● Short task
Scan the listing below and copy every line holding "Ocean".

● Records for the task
---

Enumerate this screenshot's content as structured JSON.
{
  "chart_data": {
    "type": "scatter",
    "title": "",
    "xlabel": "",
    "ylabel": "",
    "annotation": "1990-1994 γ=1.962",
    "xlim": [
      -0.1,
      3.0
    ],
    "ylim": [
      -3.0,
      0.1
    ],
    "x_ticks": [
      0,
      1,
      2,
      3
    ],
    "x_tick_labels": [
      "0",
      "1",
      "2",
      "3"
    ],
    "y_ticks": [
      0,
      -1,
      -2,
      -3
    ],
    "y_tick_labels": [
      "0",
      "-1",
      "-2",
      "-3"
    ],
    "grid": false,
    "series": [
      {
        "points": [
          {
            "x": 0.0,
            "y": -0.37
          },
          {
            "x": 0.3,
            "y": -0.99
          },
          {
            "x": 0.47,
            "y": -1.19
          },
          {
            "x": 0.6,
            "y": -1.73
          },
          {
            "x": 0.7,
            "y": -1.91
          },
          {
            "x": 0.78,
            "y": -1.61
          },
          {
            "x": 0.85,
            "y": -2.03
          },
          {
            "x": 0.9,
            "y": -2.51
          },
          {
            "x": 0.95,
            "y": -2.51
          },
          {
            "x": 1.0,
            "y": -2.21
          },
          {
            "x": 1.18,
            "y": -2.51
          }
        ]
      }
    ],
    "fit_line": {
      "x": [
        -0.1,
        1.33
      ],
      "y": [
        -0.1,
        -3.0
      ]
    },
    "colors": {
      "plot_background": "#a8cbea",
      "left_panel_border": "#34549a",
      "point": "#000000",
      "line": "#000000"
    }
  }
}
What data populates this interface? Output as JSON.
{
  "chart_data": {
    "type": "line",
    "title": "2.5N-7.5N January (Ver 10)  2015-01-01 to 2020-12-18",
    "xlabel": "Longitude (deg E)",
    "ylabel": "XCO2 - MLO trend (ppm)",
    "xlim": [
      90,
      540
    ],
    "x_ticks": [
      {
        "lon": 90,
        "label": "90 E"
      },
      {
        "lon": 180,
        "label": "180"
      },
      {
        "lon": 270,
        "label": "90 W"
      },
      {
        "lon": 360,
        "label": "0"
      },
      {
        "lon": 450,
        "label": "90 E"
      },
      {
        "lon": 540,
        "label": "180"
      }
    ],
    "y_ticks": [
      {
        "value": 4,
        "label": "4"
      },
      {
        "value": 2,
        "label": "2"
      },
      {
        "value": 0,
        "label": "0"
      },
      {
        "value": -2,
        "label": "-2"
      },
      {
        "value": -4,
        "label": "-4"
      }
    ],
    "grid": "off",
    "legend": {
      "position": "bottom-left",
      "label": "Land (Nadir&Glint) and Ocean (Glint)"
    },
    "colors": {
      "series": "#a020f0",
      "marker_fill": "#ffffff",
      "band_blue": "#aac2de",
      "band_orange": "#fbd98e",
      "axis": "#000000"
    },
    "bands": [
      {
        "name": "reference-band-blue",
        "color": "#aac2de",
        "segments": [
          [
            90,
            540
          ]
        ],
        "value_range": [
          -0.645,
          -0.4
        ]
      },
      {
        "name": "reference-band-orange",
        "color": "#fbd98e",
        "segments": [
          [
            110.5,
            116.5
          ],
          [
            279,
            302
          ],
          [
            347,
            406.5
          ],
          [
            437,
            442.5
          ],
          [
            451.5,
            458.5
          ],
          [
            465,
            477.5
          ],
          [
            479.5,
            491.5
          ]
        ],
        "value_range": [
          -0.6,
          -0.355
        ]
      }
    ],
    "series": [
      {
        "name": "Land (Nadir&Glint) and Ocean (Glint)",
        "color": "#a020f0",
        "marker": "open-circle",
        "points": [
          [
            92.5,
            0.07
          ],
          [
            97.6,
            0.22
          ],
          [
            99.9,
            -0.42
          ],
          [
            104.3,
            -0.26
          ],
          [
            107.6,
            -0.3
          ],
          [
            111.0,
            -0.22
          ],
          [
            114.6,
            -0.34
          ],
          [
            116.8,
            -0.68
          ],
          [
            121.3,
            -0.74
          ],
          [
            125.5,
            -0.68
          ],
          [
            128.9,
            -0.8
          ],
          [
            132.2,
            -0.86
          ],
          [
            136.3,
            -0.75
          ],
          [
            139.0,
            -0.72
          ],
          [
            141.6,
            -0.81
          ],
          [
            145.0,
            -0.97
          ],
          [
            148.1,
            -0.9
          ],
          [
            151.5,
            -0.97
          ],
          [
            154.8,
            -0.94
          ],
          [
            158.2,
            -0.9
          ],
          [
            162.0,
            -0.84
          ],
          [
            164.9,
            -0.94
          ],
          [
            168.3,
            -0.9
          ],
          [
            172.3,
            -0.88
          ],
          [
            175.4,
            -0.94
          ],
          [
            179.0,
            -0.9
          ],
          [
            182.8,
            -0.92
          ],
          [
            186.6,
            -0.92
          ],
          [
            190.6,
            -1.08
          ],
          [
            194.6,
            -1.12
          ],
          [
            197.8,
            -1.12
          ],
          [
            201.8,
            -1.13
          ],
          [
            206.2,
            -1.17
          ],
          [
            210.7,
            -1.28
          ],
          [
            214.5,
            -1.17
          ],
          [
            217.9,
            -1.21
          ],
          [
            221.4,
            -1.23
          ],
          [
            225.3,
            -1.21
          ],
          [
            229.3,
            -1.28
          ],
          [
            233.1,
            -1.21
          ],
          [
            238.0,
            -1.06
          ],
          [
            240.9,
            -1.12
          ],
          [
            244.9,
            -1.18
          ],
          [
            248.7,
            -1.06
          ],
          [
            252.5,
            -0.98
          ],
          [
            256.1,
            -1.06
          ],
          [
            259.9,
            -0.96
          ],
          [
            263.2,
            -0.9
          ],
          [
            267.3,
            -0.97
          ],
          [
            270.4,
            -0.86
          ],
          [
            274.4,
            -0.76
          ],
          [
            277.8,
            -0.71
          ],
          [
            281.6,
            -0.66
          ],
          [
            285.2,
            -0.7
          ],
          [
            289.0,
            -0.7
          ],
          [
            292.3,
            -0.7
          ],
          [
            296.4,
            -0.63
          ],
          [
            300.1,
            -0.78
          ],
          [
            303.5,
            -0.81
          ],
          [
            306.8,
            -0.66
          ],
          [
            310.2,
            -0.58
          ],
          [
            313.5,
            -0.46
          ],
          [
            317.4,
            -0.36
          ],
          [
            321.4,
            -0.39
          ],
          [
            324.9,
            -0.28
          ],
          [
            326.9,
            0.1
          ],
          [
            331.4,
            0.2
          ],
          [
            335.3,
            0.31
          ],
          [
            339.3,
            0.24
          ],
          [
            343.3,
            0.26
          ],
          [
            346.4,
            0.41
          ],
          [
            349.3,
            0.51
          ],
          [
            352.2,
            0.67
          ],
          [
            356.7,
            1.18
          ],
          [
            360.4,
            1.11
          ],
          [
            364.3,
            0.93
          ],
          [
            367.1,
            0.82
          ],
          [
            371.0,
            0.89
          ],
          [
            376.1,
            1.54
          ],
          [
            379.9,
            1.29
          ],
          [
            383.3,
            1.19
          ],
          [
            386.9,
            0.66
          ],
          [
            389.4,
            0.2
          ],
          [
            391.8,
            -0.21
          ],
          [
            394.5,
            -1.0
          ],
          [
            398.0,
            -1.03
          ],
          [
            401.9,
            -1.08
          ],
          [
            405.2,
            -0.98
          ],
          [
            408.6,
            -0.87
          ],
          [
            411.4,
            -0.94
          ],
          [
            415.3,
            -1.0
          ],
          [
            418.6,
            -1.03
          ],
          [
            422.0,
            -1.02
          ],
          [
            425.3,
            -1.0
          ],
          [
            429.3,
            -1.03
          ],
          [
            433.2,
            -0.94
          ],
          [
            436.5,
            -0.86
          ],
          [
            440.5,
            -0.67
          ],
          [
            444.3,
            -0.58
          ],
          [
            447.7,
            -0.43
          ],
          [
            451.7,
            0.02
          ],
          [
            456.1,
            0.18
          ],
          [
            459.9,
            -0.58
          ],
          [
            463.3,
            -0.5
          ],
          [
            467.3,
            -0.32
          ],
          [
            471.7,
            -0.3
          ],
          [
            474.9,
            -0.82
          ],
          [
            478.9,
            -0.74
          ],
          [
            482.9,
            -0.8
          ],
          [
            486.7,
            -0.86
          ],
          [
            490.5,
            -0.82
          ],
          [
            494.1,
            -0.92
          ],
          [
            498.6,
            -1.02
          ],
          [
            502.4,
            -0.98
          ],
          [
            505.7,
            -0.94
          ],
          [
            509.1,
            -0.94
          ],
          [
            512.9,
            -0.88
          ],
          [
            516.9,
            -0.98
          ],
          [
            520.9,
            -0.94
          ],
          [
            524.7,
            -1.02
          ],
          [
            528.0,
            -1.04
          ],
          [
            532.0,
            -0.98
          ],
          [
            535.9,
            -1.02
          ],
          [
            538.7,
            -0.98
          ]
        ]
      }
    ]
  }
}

---

● Final answer
      "label": "Land (Nadir&Glint) and Ocean (Glint)"
        "name": "Land (Nadir&Glint) and Ocean (Glint)",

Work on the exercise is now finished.